What you need to do — Quote the records that follow in full and exactly; leave out the pictures.

-- START Material shown --

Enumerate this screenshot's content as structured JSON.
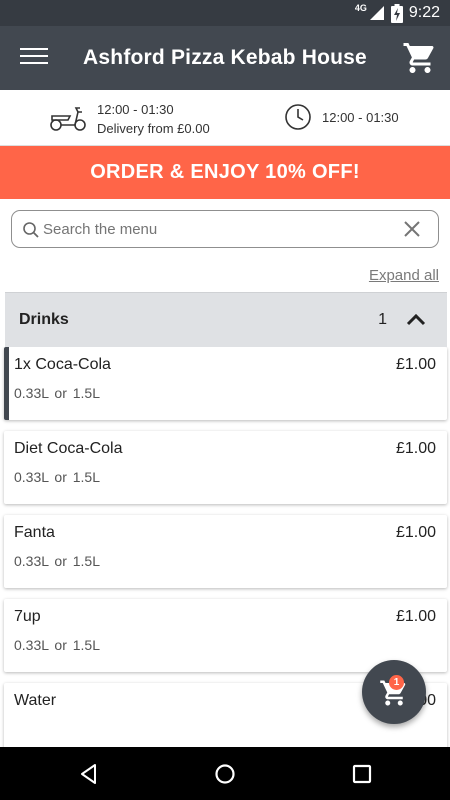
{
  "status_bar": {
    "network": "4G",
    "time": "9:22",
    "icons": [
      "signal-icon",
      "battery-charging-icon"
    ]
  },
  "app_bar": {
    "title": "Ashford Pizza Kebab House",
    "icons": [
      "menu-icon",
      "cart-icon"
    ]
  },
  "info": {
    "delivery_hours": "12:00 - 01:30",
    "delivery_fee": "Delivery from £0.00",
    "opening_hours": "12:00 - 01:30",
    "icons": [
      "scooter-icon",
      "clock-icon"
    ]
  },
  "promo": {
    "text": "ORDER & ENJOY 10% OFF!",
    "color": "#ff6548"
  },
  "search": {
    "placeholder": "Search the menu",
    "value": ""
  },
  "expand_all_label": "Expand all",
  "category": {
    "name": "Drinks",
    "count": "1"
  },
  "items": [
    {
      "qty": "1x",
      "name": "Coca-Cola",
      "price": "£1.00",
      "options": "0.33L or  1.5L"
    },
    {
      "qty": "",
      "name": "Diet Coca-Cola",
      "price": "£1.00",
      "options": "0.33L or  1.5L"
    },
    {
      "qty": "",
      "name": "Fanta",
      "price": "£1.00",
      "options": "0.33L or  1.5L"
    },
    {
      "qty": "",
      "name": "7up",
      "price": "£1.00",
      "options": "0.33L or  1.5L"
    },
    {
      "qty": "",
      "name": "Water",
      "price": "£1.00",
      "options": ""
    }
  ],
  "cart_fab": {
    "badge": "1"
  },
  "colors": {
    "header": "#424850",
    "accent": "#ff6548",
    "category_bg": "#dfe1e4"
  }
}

-- END Material shown --

Result for this task —
Enumerate this screenshot's content as structured JSON.
{
  "status_bar": {
    "network": "4G",
    "time": "9:22",
    "icons": [
      "signal-icon",
      "battery-charging-icon"
    ]
  },
  "app_bar": {
    "title": "Ashford Pizza Kebab House",
    "icons": [
      "menu-icon",
      "cart-icon"
    ]
  },
  "info": {
    "delivery_hours": "12:00 - 01:30",
    "delivery_fee": "Delivery from £0.00",
    "opening_hours": "12:00 - 01:30",
    "icons": [
      "scooter-icon",
      "clock-icon"
    ]
  },
  "promo": {
    "text": "ORDER & ENJOY 10% OFF!",
    "color": "#ff6548"
  },
  "search": {
    "placeholder": "Search the menu",
    "value": ""
  },
  "expand_all_label": "Expand all",
  "category": {
    "name": "Drinks",
    "count": "1"
  },
  "items": [
    {
      "qty": "1x",
      "name": "Coca-Cola",
      "price": "£1.00",
      "options": "0.33L or  1.5L"
    },
    {
      "qty": "",
      "name": "Diet Coca-Cola",
      "price": "£1.00",
      "options": "0.33L or  1.5L"
    },
    {
      "qty": "",
      "name": "Fanta",
      "price": "£1.00",
      "options": "0.33L or  1.5L"
    },
    {
      "qty": "",
      "name": "7up",
      "price": "£1.00",
      "options": "0.33L or  1.5L"
    },
    {
      "qty": "",
      "name": "Water",
      "price": "£1.00",
      "options": ""
    }
  ],
  "cart_fab": {
    "badge": "1"
  },
  "colors": {
    "header": "#424850",
    "accent": "#ff6548",
    "category_bg": "#dfe1e4"
  }
}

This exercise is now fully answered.